Selected passage:

begin

A caveat is that part of the perceived average pay increase is that the minimum talent level required has also been increasing. Demand for generic, average skill has not been where the growth is. I think we are in the early stages of a bimodal job market.

What's creating this shortfall?

Too many openings?

Too many engineers working for themselves?

Too many engineers retiring?

Too many engineers going abroad?

Too many engineers interested in the same small number of niches that leaves everyone else with too few applicants?

...?

Exponential growth of the industry.
All except:

> Too many engineers going abroad?

I don't think this is a contributing factor. More software is getting made/integrated than ever and the talent pool is inelastic; programming is "hard" and "boring".

Also, after the dot-com crash and the first wave of offshoring, programming was sort of seen as a dead end. CS enrollment dropped considerably, and I'm not really sure that it has fully recovered.

I would argue that the talent pool isn't completely inelastic, but it does take a number of years for the talent pool to respond - especially because the most acute shortages appear to be in the market for senior-level developers.

At least at my school, I think CS enrollment has swelled in recent years. However, it is not the same as it was back in the bubble (well before my time): back then, the intro professors had various schemes for weeding out potential majors; now they are still trying to get most people stick with it.

With that in mind, I think "recovered" is the wrong word: since enrollment back there was inflated with people just interested in a good salary, nobody in CS really wants that to happen again. As one of my professors would say, that's what the business school is for. These days there is quite a demand on the major, but I think it's actually mostly from people genuinely interested in the subject.

So, purely anecdotally, my observations echo yours: CS enrollment has increased, but not to the levels of the dot-com bubble.

I started school around then. There was a large bloc of CS majors who just wanted a fat paycheck.

I expect after 2003 or so, that bloc nearly vanished.

Less and less people graduating with engineering degrees, and increasing demand.
Yep. Everybody wants a "rock star". I see the occasional job posting that indicates some willingness to train but most people claim they hire only the very best.

Of course this is not actually true of the vast majority of companies and most of them could bring a smart junior dev up to speed pretty quickly but that's not the prevailing mentality for some reason.

This data seems pretty useless for the most part. Median salary without taking into account the location is meaningless. On page three, they try to separate regions but "Pacific" is certainly way too wide a region to get anything from it.
Agreed. And in the "what matters most" question they didn't include anything about making something useful for the customer, users, world, society, etc. Doing something meaningful is the most important factor to me.
It's pretty useful if you're looking for an overview of the US; it's pretty useless if you're just looking for info about silicon valley.
No, this is wrong. Location is meaningless. A position is worth the value it creates, not "cost of living * N". Companies are capitalist entities and understand fully how value works in a capitalist system but trick workers into accepting some kind of Marxist "from him according to his ability, to him according to his need" idea of salary value. Go tell BMW you only want to pay 40% of the sticker price because you only plan on driving in Nowhere, AR.

end

Provided data:
begin

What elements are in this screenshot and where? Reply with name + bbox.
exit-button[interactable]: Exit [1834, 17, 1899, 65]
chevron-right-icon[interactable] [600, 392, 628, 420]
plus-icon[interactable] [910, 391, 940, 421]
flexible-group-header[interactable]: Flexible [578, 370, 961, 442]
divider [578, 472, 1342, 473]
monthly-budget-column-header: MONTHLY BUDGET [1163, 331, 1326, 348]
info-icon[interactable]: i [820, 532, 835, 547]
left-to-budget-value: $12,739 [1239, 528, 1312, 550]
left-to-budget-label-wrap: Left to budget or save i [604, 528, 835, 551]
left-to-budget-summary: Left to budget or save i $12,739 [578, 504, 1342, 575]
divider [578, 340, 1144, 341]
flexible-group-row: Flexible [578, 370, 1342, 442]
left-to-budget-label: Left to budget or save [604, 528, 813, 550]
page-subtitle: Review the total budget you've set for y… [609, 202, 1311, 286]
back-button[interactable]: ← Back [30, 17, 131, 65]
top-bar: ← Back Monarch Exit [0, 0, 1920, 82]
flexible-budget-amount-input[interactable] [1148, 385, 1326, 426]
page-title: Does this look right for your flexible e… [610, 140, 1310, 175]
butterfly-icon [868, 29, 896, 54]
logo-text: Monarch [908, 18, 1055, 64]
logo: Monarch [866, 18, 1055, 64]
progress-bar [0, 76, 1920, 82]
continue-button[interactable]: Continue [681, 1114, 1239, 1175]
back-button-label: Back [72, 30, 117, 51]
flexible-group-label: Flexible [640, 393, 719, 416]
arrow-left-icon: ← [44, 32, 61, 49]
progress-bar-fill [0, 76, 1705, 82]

end

What this task involves: Retype the part of the discussion on the engineering talent shortage from "Yep. Everybody wants" to "for some reason.", keeping every word and mark unchanged.

Answer to the problem:
Yep. Everybody wants a "rock star". I see the occasional job posting that indicates some willingness to train but most people claim they hire only the very best.

Of course this is not actually true of the vast majority of companies and most of them could bring a smart junior dev up to speed pretty quickly but that's not the prevailing mentality for some reason.